Instructions to follow>
From the entries below, copy every line that holds the word "screenshot".

-- Data shown start --

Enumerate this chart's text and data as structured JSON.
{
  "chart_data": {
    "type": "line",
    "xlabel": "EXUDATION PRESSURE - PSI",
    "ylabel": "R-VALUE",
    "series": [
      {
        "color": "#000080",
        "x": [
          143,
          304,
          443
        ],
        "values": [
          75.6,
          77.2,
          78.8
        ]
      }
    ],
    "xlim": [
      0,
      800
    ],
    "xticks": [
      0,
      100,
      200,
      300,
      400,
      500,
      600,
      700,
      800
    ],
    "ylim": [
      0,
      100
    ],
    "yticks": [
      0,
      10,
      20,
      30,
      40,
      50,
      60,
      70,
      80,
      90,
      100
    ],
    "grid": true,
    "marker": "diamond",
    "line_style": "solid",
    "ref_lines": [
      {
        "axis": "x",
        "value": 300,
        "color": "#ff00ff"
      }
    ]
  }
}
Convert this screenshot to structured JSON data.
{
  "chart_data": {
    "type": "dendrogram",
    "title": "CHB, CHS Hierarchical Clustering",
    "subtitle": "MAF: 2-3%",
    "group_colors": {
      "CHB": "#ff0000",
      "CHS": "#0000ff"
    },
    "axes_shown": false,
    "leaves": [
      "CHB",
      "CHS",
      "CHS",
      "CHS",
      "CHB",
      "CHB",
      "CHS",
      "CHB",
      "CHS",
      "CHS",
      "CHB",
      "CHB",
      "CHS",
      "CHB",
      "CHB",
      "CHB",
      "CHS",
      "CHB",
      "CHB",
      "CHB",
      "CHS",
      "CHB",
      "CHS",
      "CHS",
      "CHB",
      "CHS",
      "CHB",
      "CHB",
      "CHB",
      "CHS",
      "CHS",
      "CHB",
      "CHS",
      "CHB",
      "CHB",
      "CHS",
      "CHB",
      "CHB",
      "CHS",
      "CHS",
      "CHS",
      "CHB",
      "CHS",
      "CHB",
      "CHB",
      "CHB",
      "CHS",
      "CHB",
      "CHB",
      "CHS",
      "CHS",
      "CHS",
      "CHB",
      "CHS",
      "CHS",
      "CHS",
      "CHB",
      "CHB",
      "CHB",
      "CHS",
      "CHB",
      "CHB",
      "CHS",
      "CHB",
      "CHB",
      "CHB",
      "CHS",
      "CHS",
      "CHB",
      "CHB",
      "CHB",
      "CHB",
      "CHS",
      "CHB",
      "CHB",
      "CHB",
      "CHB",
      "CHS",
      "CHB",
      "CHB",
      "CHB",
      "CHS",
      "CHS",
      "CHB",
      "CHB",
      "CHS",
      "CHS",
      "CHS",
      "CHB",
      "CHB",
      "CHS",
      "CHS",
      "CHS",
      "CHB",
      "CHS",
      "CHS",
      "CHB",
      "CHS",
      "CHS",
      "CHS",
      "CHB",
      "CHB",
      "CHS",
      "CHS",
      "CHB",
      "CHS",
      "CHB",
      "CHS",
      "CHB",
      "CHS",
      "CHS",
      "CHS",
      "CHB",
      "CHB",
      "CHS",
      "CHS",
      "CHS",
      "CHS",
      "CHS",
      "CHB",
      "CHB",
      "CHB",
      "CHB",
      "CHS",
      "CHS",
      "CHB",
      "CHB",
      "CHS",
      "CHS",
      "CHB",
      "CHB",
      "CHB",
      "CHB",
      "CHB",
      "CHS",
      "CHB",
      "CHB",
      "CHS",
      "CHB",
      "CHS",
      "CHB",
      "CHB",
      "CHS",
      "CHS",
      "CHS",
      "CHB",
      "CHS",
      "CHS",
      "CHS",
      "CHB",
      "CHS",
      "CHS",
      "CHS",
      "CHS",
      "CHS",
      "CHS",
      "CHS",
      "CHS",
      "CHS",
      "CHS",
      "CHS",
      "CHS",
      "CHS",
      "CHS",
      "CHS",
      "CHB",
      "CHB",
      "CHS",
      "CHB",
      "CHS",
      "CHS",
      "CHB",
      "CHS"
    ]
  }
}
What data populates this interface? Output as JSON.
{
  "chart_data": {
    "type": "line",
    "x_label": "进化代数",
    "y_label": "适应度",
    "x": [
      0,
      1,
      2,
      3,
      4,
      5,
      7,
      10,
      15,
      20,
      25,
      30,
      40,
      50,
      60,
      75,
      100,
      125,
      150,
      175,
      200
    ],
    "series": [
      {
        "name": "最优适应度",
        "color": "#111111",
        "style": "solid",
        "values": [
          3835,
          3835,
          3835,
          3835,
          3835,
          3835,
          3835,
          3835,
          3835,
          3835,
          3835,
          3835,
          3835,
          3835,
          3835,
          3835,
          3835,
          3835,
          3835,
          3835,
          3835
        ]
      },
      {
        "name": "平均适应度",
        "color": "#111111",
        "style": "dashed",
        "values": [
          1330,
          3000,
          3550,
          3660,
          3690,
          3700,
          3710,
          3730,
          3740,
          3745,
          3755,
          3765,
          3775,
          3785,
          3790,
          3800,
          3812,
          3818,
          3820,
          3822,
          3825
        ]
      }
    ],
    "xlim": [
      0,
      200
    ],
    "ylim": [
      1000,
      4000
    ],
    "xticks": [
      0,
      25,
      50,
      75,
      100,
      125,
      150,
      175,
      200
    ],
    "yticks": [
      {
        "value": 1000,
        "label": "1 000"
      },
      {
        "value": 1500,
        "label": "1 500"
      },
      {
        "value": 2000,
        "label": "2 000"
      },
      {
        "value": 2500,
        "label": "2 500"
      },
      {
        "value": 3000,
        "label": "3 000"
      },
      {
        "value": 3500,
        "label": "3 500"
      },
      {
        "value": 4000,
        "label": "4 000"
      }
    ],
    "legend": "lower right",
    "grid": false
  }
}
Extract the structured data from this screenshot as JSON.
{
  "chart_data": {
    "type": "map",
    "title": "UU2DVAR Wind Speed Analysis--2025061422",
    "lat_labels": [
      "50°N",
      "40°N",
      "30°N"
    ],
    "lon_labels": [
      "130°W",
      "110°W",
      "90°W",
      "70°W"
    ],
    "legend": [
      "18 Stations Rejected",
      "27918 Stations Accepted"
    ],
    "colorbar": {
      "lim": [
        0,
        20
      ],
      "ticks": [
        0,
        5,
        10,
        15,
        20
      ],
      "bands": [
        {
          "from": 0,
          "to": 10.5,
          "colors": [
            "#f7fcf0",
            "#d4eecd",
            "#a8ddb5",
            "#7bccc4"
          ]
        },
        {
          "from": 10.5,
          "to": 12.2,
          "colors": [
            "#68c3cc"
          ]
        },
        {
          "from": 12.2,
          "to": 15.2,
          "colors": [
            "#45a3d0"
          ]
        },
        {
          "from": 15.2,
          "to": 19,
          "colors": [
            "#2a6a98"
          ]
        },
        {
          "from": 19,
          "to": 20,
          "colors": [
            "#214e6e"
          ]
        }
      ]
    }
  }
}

-- Data shown end --

Final result>
Convert this screenshot to structured JSON data.
Extract the structured data from this screenshot as JSON.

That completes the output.